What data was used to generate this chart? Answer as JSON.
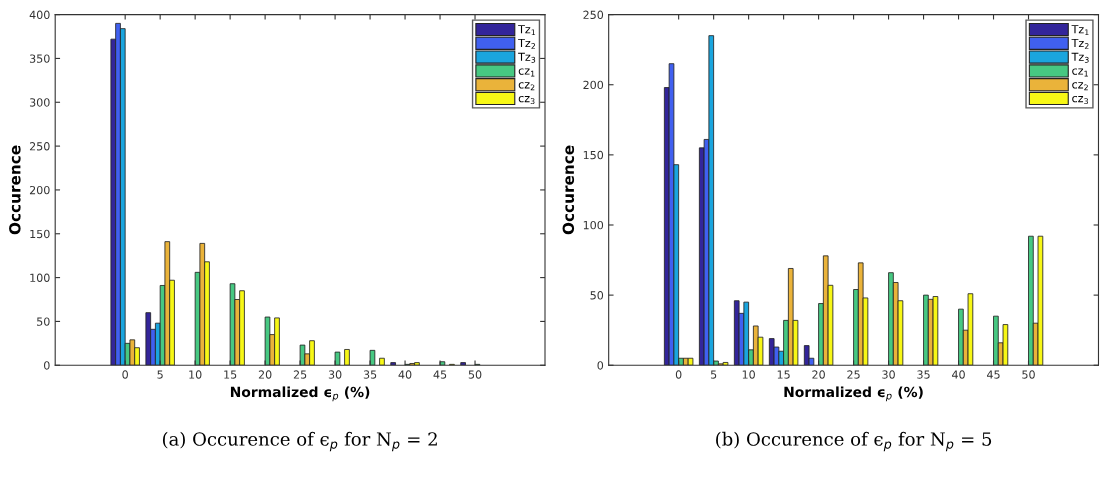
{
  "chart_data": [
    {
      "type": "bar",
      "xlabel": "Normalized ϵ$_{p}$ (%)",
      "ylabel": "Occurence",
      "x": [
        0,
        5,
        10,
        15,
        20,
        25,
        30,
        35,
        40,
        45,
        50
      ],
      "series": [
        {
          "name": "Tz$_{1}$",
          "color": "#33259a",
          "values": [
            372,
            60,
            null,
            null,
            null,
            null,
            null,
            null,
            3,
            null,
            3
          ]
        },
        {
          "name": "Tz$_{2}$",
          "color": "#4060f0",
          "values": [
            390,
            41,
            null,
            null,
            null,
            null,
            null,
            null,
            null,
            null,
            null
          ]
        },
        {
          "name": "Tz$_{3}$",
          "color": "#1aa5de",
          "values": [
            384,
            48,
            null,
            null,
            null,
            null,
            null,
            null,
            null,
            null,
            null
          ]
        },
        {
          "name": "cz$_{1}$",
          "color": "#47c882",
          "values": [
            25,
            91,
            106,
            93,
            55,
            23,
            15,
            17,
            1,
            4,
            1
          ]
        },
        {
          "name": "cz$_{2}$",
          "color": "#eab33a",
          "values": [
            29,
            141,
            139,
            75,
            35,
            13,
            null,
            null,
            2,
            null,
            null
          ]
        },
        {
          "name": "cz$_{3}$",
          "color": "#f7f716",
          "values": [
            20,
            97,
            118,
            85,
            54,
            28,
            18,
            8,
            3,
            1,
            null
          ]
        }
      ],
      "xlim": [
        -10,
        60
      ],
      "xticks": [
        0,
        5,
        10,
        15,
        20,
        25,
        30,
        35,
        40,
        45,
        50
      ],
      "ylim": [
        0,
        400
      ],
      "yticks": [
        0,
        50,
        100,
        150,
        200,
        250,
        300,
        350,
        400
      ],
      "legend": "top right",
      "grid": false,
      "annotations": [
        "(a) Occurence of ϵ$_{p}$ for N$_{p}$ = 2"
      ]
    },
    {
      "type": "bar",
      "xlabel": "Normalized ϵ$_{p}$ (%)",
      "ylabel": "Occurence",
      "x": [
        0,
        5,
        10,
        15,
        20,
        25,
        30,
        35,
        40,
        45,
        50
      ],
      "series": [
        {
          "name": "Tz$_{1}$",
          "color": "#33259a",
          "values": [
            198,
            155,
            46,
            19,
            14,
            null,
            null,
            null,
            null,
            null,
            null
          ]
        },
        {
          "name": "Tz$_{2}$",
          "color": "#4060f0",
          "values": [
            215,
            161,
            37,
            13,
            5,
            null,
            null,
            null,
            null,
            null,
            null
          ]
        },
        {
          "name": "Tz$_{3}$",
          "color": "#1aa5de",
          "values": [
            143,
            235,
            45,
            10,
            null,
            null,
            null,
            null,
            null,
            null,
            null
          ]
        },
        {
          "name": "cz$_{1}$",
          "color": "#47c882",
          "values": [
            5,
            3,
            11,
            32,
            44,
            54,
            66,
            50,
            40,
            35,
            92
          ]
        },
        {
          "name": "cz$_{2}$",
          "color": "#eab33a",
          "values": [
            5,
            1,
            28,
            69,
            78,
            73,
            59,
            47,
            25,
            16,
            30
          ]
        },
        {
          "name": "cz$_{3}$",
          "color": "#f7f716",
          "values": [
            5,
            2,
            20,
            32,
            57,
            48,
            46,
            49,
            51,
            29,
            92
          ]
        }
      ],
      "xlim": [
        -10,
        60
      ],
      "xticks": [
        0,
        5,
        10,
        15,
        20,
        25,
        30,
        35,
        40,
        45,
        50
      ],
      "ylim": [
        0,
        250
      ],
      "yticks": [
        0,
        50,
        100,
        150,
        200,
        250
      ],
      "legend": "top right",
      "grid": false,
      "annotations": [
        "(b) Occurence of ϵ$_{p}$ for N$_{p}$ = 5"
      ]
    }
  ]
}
• • • • • • •
> **CHALLENGE**
Your job is to transcribe the entries above exactly; skip the pictures.

> **RESPONSE TO THIS TASK**
What data was used to generate this chart? Answer as JSON.
{
  "chart_data": [
    {
      "type": "bar",
      "xlabel": "Normalized ϵ$_{p}$ (%)",
      "ylabel": "Occurence",
      "x": [
        0,
        5,
        10,
        15,
        20,
        25,
        30,
        35,
        40,
        45,
        50
      ],
      "series": [
        {
          "name": "Tz$_{1}$",
          "color": "#33259a",
          "values": [
            372,
            60,
            null,
            null,
            null,
            null,
            null,
            null,
            3,
            null,
            3
          ]
        },
        {
          "name": "Tz$_{2}$",
          "color": "#4060f0",
          "values": [
            390,
            41,
            null,
            null,
            null,
            null,
            null,
            null,
            null,
            null,
            null
          ]
        },
        {
          "name": "Tz$_{3}$",
          "color": "#1aa5de",
          "values": [
            384,
            48,
            null,
            null,
            null,
            null,
            null,
            null,
            null,
            null,
            null
          ]
        },
        {
          "name": "cz$_{1}$",
          "color": "#47c882",
          "values": [
            25,
            91,
            106,
            93,
            55,
            23,
            15,
            17,
            1,
            4,
            1
          ]
        },
        {
          "name": "cz$_{2}$",
          "color": "#eab33a",
          "values": [
            29,
            141,
            139,
            75,
            35,
            13,
            null,
            null,
            2,
            null,
            null
          ]
        },
        {
          "name": "cz$_{3}$",
          "color": "#f7f716",
          "values": [
            20,
            97,
            118,
            85,
            54,
            28,
            18,
            8,
            3,
            1,
            null
          ]
        }
      ],
      "xlim": [
        -10,
        60
      ],
      "xticks": [
        0,
        5,
        10,
        15,
        20,
        25,
        30,
        35,
        40,
        45,
        50
      ],
      "ylim": [
        0,
        400
      ],
      "yticks": [
        0,
        50,
        100,
        150,
        200,
        250,
        300,
        350,
        400
      ],
      "legend": "top right",
      "grid": false,
      "annotations": [
        "(a) Occurence of ϵ$_{p}$ for N$_{p}$ = 2"
      ]
    },
    {
      "type": "bar",
      "xlabel": "Normalized ϵ$_{p}$ (%)",
      "ylabel": "Occurence",
      "x": [
        0,
        5,
        10,
        15,
        20,
        25,
        30,
        35,
        40,
        45,
        50
      ],
      "series": [
        {
          "name": "Tz$_{1}$",
          "color": "#33259a",
          "values": [
            198,
            155,
            46,
            19,
            14,
            null,
            null,
            null,
            null,
            null,
            null
          ]
        },
        {
          "name": "Tz$_{2}$",
          "color": "#4060f0",
          "values": [
            215,
            161,
            37,
            13,
            5,
            null,
            null,
            null,
            null,
            null,
            null
          ]
        },
        {
          "name": "Tz$_{3}$",
          "color": "#1aa5de",
          "values": [
            143,
            235,
            45,
            10,
            null,
            null,
            null,
            null,
            null,
            null,
            null
          ]
        },
        {
          "name": "cz$_{1}$",
          "color": "#47c882",
          "values": [
            5,
            3,
            11,
            32,
            44,
            54,
            66,
            50,
            40,
            35,
            92
          ]
        },
        {
          "name": "cz$_{2}$",
          "color": "#eab33a",
          "values": [
            5,
            1,
            28,
            69,
            78,
            73,
            59,
            47,
            25,
            16,
            30
          ]
        },
        {
          "name": "cz$_{3}$",
          "color": "#f7f716",
          "values": [
            5,
            2,
            20,
            32,
            57,
            48,
            46,
            49,
            51,
            29,
            92
          ]
        }
      ],
      "xlim": [
        -10,
        60
      ],
      "xticks": [
        0,
        5,
        10,
        15,
        20,
        25,
        30,
        35,
        40,
        45,
        50
      ],
      "ylim": [
        0,
        250
      ],
      "yticks": [
        0,
        50,
        100,
        150,
        200,
        250
      ],
      "legend": "top right",
      "grid": false,
      "annotations": [
        "(b) Occurence of ϵ$_{p}$ for N$_{p}$ = 5"
      ]
    }
  ]
}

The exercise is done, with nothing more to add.